● GIVEN RECORDS:
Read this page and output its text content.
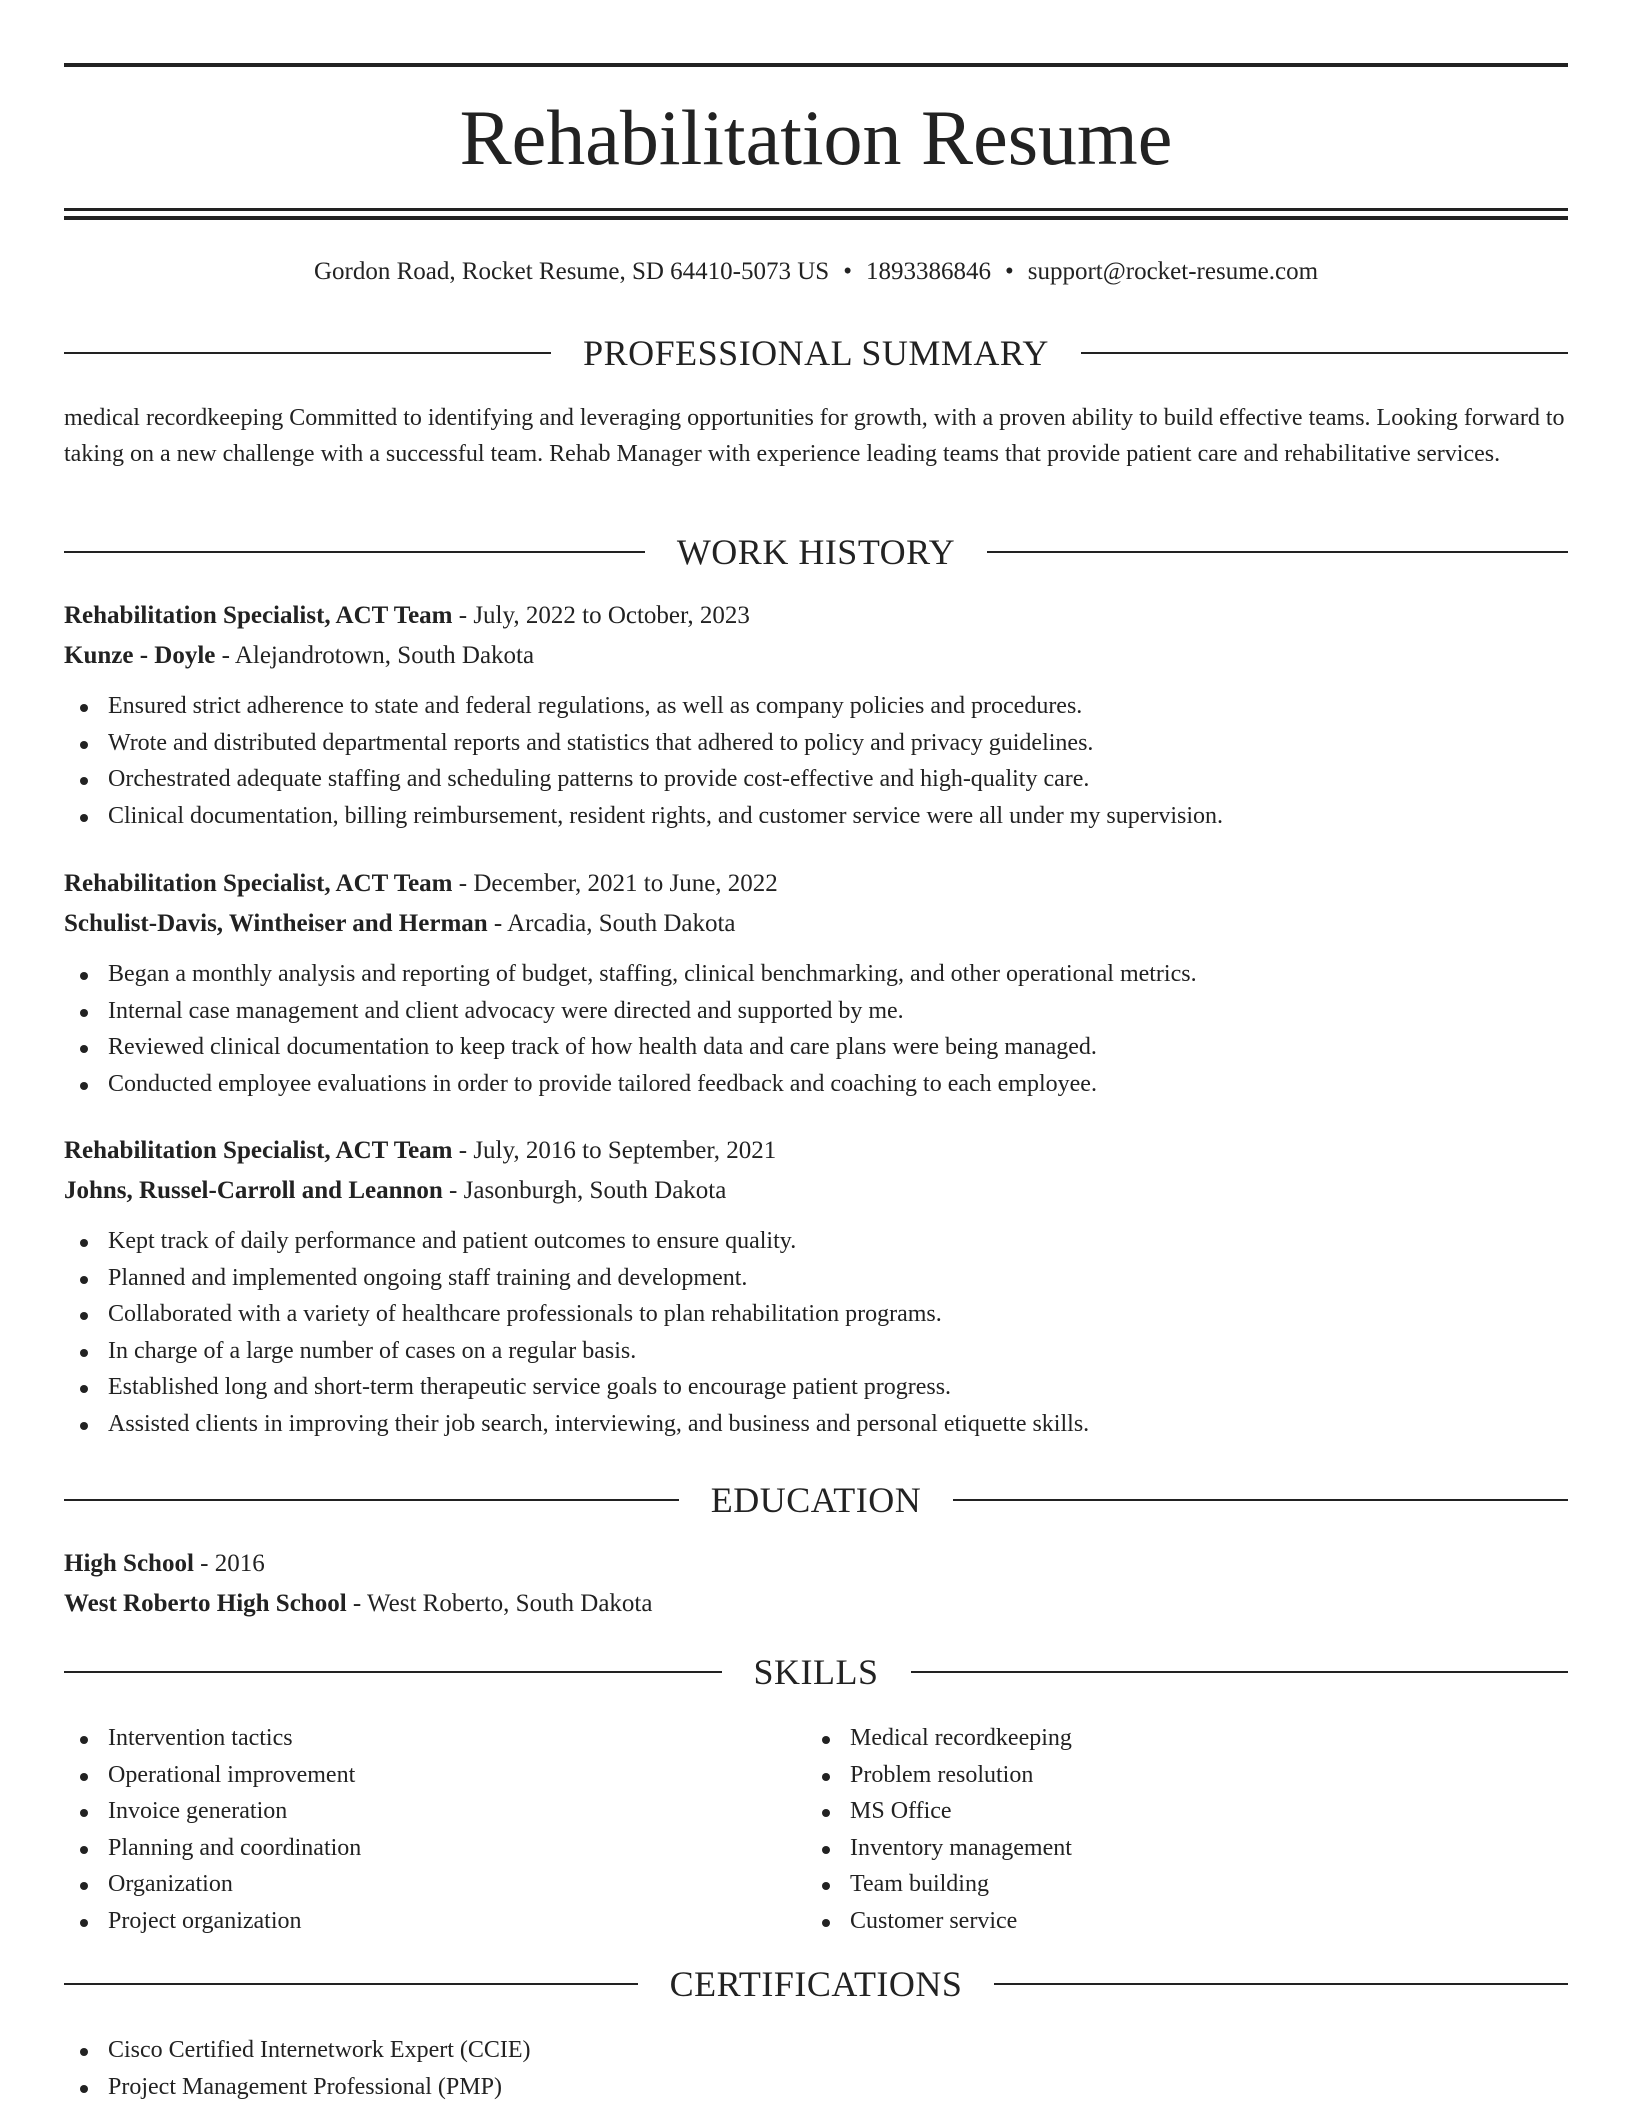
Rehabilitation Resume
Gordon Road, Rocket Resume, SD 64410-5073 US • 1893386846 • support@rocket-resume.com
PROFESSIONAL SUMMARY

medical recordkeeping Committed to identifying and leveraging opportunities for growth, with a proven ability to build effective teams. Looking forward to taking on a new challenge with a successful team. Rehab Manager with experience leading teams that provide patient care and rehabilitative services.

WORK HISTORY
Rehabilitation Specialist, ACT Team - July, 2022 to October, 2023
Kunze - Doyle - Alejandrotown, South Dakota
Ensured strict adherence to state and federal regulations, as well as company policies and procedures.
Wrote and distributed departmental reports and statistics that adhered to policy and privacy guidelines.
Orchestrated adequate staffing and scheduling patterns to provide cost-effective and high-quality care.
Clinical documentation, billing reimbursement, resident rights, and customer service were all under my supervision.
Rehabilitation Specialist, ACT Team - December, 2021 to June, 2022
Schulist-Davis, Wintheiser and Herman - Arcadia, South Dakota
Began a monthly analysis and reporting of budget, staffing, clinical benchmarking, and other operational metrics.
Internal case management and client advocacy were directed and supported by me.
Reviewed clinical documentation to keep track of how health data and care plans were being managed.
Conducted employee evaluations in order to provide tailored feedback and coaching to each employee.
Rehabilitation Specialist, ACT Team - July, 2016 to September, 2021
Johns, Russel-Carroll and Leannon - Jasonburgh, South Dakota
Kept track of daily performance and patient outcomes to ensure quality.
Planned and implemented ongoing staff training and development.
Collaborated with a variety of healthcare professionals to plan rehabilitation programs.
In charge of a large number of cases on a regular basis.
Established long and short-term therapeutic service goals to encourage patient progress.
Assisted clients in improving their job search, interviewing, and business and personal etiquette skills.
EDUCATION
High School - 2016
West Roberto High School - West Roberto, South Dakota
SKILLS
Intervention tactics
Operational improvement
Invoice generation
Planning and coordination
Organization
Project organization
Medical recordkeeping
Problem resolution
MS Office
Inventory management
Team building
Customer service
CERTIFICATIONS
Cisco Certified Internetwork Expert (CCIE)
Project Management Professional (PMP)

==

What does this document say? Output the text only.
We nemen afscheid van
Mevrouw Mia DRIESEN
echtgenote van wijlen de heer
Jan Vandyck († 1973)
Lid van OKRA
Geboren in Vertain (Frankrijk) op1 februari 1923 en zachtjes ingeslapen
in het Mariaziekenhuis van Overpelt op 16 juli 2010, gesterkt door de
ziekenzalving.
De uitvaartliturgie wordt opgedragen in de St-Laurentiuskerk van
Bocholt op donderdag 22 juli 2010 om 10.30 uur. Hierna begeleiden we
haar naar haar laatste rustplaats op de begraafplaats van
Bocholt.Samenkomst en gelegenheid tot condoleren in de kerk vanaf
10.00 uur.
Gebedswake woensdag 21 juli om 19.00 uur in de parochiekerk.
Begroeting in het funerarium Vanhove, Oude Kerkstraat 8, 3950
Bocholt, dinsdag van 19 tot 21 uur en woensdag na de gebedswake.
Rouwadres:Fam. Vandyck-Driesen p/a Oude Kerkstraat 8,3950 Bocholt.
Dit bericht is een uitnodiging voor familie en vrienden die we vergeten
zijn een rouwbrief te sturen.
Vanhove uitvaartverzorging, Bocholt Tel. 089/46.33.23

● CHALLENGE: Select all lines with the word "that" from the entries above.

● SOLUTION TO THIS EXERCISE:
medical recordkeeping Committed to identifying and leveraging opportunities for growth, with a proven ability to build effective teams. Looking forward to taking on a new challenge with a successful team. Rehab Manager with experience leading teams that provide patient care and rehabilitative services.
Wrote and distributed departmental reports and statistics that adhered to policy and privacy guidelines.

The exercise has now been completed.